Raw records:
::::::::::

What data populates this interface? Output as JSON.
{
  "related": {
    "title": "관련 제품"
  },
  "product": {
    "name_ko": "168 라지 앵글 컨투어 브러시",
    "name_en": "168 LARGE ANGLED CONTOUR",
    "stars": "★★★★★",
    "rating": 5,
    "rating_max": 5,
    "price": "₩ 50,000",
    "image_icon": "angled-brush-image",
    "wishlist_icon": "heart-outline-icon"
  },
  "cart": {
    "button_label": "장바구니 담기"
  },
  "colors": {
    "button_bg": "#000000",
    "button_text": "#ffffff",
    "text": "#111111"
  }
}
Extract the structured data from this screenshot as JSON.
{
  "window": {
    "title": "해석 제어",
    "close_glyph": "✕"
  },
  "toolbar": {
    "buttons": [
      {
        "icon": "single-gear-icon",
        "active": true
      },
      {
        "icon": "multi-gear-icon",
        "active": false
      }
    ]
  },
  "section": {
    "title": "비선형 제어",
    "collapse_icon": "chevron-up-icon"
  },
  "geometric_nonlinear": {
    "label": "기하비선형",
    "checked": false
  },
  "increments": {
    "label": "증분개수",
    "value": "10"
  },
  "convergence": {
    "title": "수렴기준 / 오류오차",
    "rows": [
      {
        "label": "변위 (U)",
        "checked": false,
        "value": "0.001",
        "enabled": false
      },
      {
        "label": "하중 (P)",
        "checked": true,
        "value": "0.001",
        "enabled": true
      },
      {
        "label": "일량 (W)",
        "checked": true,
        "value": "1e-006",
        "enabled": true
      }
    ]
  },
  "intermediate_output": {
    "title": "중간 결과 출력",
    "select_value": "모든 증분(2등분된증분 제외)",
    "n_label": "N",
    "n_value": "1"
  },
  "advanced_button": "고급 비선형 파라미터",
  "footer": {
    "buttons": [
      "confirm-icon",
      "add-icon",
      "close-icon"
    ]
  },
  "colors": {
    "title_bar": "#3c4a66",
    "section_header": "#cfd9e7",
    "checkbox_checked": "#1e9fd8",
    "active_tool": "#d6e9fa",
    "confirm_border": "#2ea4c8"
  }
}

::::::::::

Task objective:
Spot every line that holds "this" and copy it.

Solution to the problem:
What data populates this interface? Output as JSON.
Extract the structured data from this screenshot as JSON.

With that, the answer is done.